>> start EXTRACTED RECORDS

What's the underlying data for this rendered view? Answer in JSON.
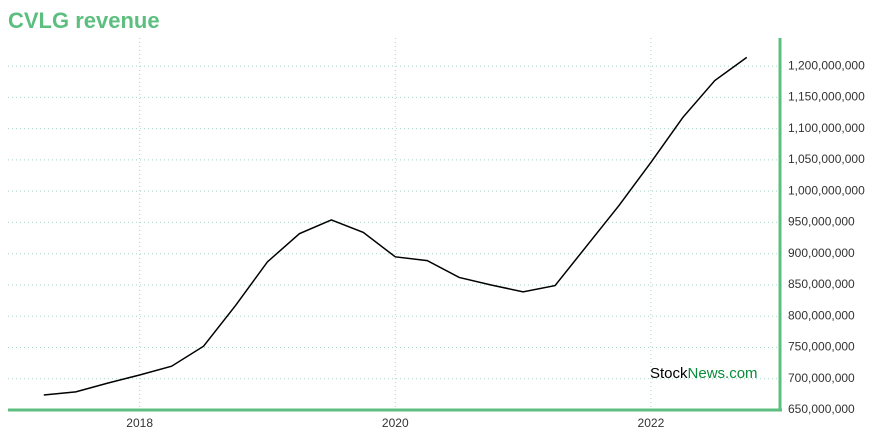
{
  "chart_data": {
    "type": "line",
    "title": "CVLG revenue",
    "x": [
      2017.25,
      2017.5,
      2017.75,
      2018,
      2018.25,
      2018.5,
      2018.75,
      2019,
      2019.25,
      2019.5,
      2019.75,
      2020,
      2020.25,
      2020.5,
      2020.75,
      2021,
      2021.25,
      2021.5,
      2021.75,
      2022,
      2022.25,
      2022.5,
      2022.75
    ],
    "series": [
      {
        "name": "Revenue",
        "color": "#000000",
        "values": [
          674000000,
          679000000,
          693000000,
          706000000,
          720000000,
          752000000,
          817000000,
          887000000,
          932000000,
          954000000,
          934000000,
          895000000,
          889000000,
          862000000,
          850000000,
          839000000,
          849000000,
          913000000,
          977000000,
          1046000000,
          1118000000,
          1177000000,
          1214000000
        ]
      }
    ],
    "xlim": [
      2016.97,
      2023.01
    ],
    "xticks": [
      2018,
      2020,
      2022
    ],
    "ylim": [
      650000000,
      1245000000
    ],
    "yticks": [
      {
        "value": 650000000,
        "label": "650,000,000"
      },
      {
        "value": 700000000,
        "label": "700,000,000"
      },
      {
        "value": 750000000,
        "label": "750,000,000"
      },
      {
        "value": 800000000,
        "label": "800,000,000"
      },
      {
        "value": 850000000,
        "label": "850,000,000"
      },
      {
        "value": 900000000,
        "label": "900,000,000"
      },
      {
        "value": 950000000,
        "label": "950,000,000"
      },
      {
        "value": 1000000000,
        "label": "1,000,000,000"
      },
      {
        "value": 1050000000,
        "label": "1,050,000,000"
      },
      {
        "value": 1100000000,
        "label": "1,100,000,000"
      },
      {
        "value": 1150000000,
        "label": "1,150,000,000"
      },
      {
        "value": 1200000000,
        "label": "1,200,000,000"
      }
    ],
    "grid": true,
    "axis_color": "#5cbf7f",
    "watermark": [
      "Stock",
      "News.com"
    ]
  }
}
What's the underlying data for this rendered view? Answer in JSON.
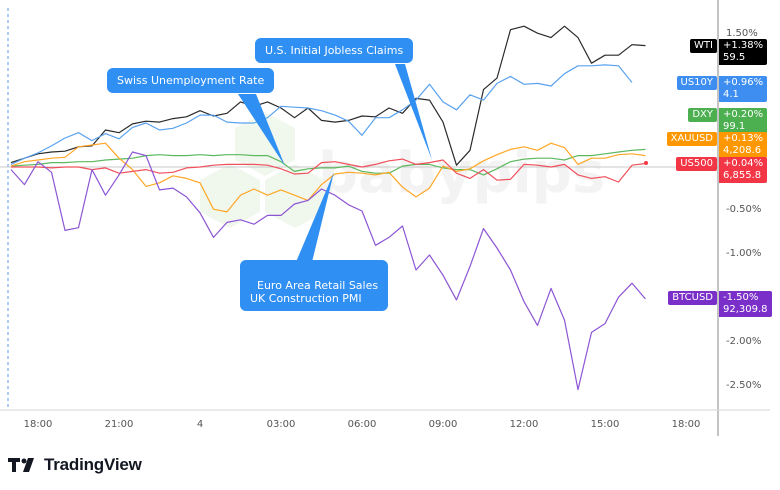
{
  "brand": {
    "logo_text": "TradingView",
    "watermark": "babypips"
  },
  "chart_data": {
    "type": "line",
    "y_unit": "%",
    "start_time": "17:00",
    "interval_minutes": 30,
    "x_ticks": [
      "18:00",
      "21:00",
      "4",
      "03:00",
      "06:00",
      "09:00",
      "12:00",
      "15:00",
      "18:00"
    ],
    "y_ticks": [
      "1.50%",
      "-0.50%",
      "-1.00%",
      "-2.00%",
      "-2.50%"
    ],
    "y_tick_values": [
      1.5,
      -0.5,
      -1.0,
      -2.0,
      -2.5
    ],
    "ylim": [
      -2.85,
      1.9
    ],
    "grid": false,
    "zero_line": true,
    "series": [
      {
        "name": "WTI",
        "change": "+1.38%",
        "price": "59.5",
        "color": "#000000",
        "line_color": "#2a2a2a",
        "values": [
          0.05,
          0.1,
          0.15,
          0.17,
          0.18,
          0.23,
          0.24,
          0.42,
          0.39,
          0.49,
          0.52,
          0.51,
          0.55,
          0.57,
          0.64,
          0.58,
          0.61,
          0.74,
          0.69,
          0.74,
          0.67,
          0.56,
          0.67,
          0.53,
          0.51,
          0.53,
          0.58,
          0.57,
          0.67,
          0.61,
          0.78,
          0.76,
          0.51,
          0.02,
          0.19,
          0.88,
          1.01,
          1.56,
          1.6,
          1.52,
          1.47,
          1.6,
          1.47,
          1.18,
          1.27,
          1.27,
          1.39,
          1.38
        ]
      },
      {
        "name": "US10Y",
        "change": "+0.96%",
        "price": "4.1",
        "color": "#3d8ef0",
        "line_color": "#5aa2f0",
        "values": [
          0.03,
          0.1,
          0.16,
          0.24,
          0.33,
          0.39,
          0.3,
          0.38,
          0.32,
          0.45,
          0.5,
          0.42,
          0.44,
          0.5,
          0.59,
          0.59,
          0.51,
          0.5,
          0.5,
          0.56,
          0.69,
          0.68,
          0.67,
          0.64,
          0.59,
          0.52,
          0.36,
          0.56,
          0.56,
          0.65,
          0.76,
          0.94,
          0.74,
          0.65,
          0.82,
          0.76,
          0.95,
          1.03,
          0.94,
          0.95,
          0.92,
          1.06,
          1.15,
          1.15,
          1.16,
          1.15,
          0.96
        ]
      },
      {
        "name": "DXY",
        "change": "+0.20%",
        "price": "99.1",
        "color": "#4caf50",
        "line_color": "#5cb85f",
        "values": [
          0.01,
          0.02,
          0.03,
          0.05,
          0.05,
          0.06,
          0.06,
          0.08,
          0.09,
          0.1,
          0.13,
          0.14,
          0.13,
          0.13,
          0.14,
          0.13,
          0.14,
          0.14,
          0.13,
          0.13,
          0.06,
          -0.05,
          -0.02,
          -0.01,
          -0.01,
          0.01,
          -0.05,
          -0.07,
          -0.07,
          0.01,
          0.03,
          0.03,
          -0.01,
          -0.03,
          -0.03,
          -0.09,
          -0.02,
          0.06,
          0.09,
          0.1,
          0.1,
          0.08,
          0.13,
          0.13,
          0.15,
          0.17,
          0.19,
          0.2
        ]
      },
      {
        "name": "XAUUSD",
        "change": "+0.13%",
        "price": "4,208.6",
        "color": "#ff9800",
        "line_color": "#ffa726",
        "values": [
          0.01,
          0.06,
          0.08,
          0.1,
          0.11,
          0.23,
          0.25,
          0.27,
          0.1,
          -0.03,
          -0.22,
          -0.18,
          -0.1,
          -0.13,
          -0.18,
          -0.48,
          -0.51,
          -0.32,
          -0.25,
          -0.32,
          -0.26,
          -0.32,
          -0.38,
          -0.2,
          -0.08,
          -0.06,
          -0.07,
          -0.09,
          -0.06,
          -0.23,
          -0.34,
          -0.24,
          0.01,
          -0.05,
          -0.02,
          0.07,
          0.14,
          0.2,
          0.23,
          0.19,
          0.27,
          0.22,
          0.03,
          0.1,
          0.1,
          0.14,
          0.15,
          0.13
        ]
      },
      {
        "name": "US500",
        "change": "+0.04%",
        "price": "6,855.8",
        "color": "#f23645",
        "line_color": "#f0505c",
        "values": [
          0,
          0,
          0,
          -0.01,
          0,
          0,
          -0.03,
          -0.01,
          -0.07,
          -0.05,
          -0.03,
          -0.07,
          -0.06,
          -0.01,
          0,
          0.02,
          0.03,
          0.03,
          0.03,
          0.02,
          -0.02,
          -0.08,
          -0.07,
          0.05,
          0.06,
          0.03,
          0,
          0.03,
          0.07,
          0.09,
          0.03,
          0.05,
          0.08,
          -0.07,
          -0.13,
          -0.03,
          -0.15,
          -0.14,
          0.03,
          0.02,
          0,
          0.03,
          -0.09,
          -0.13,
          -0.11,
          -0.17,
          0.02,
          0.04
        ]
      },
      {
        "name": "BTCUSD",
        "change": "-1.50%",
        "price": "92,309.8",
        "color": "#7b2fc9",
        "line_color": "#8c55d4",
        "values": [
          -0.03,
          -0.2,
          0.06,
          -0.06,
          -0.72,
          -0.69,
          -0.03,
          -0.32,
          -0.09,
          0.17,
          0.13,
          -0.26,
          -0.24,
          -0.34,
          -0.52,
          -0.8,
          -0.63,
          -0.6,
          -0.65,
          -0.55,
          -0.55,
          -0.42,
          -0.38,
          -0.25,
          -0.32,
          -0.43,
          -0.5,
          -0.89,
          -0.8,
          -0.67,
          -1.17,
          -1.0,
          -1.23,
          -1.51,
          -1.13,
          -0.7,
          -0.92,
          -1.17,
          -1.53,
          -1.8,
          -1.38,
          -1.74,
          -2.53,
          -1.88,
          -1.78,
          -1.48,
          -1.32,
          -1.5
        ]
      }
    ],
    "annotations": [
      {
        "text": "Swiss Unemployment Rate",
        "time": "03:00"
      },
      {
        "text": "U.S. Initial Jobless Claims",
        "time": "08:30"
      },
      {
        "text": "Euro Area Retail Sales\nUK Construction PMI",
        "time": "05:00"
      }
    ]
  }
}
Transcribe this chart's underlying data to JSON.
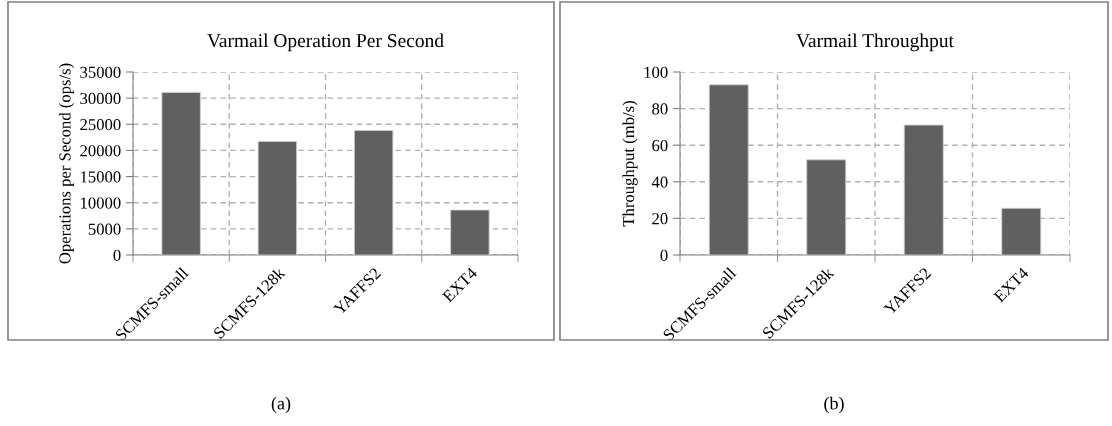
{
  "chart_data": [
    {
      "type": "bar",
      "title": "Varmail Operation Per Second",
      "ylabel": "Operations per Second (ops/s)",
      "categories": [
        "SCMFS-small",
        "SCMFS-128k",
        "YAFFS2",
        "EXT4"
      ],
      "values": [
        31100,
        21700,
        23800,
        8600
      ],
      "color": "#606060",
      "ylim": [
        0,
        35000
      ],
      "yticks": [
        0,
        5000,
        10000,
        15000,
        20000,
        25000,
        30000,
        35000
      ],
      "grid": true,
      "annotations": [
        "(a)"
      ]
    },
    {
      "type": "bar",
      "title": "Varmail Throughput",
      "ylabel": "Throughput (mb/s)",
      "categories": [
        "SCMFS-small",
        "SCMFS-128k",
        "YAFFS2",
        "EXT4"
      ],
      "values": [
        93,
        52,
        71,
        25.5
      ],
      "color": "#606060",
      "ylim": [
        0,
        100
      ],
      "yticks": [
        0,
        20,
        40,
        60,
        80,
        100
      ],
      "grid": true,
      "annotations": [
        "(b)"
      ]
    }
  ]
}
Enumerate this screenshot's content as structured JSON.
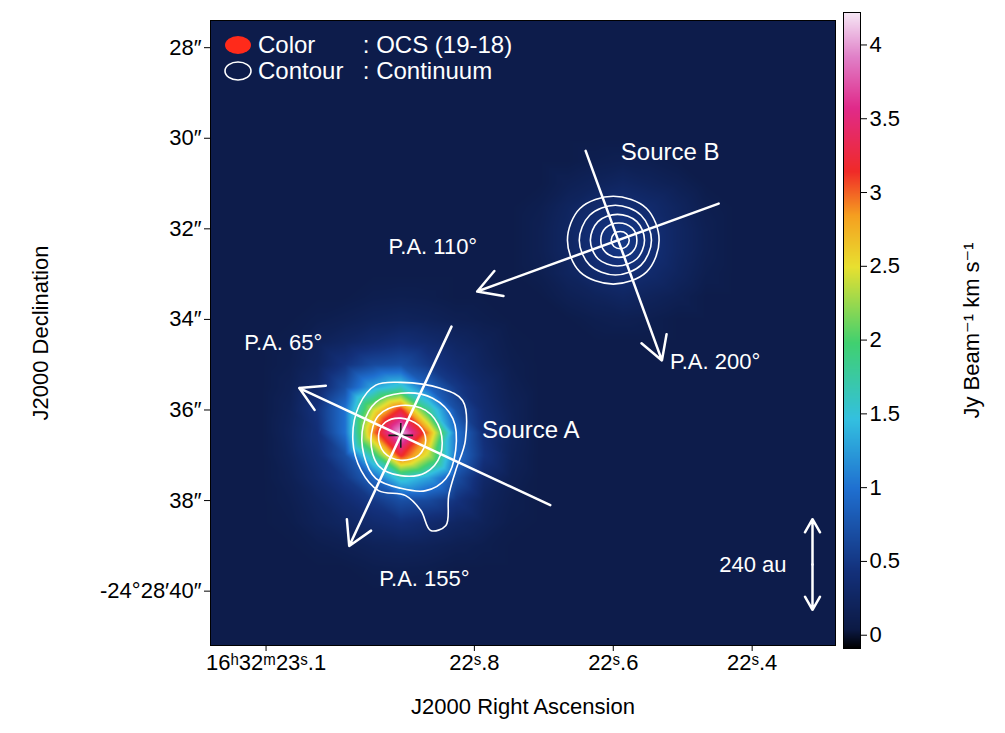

>> end EXTRACTED RECORDS

> SET EXERCISE:
Count the lines that hold the string "ylabel" and state that number alone.

> COMPLETED TASK:
2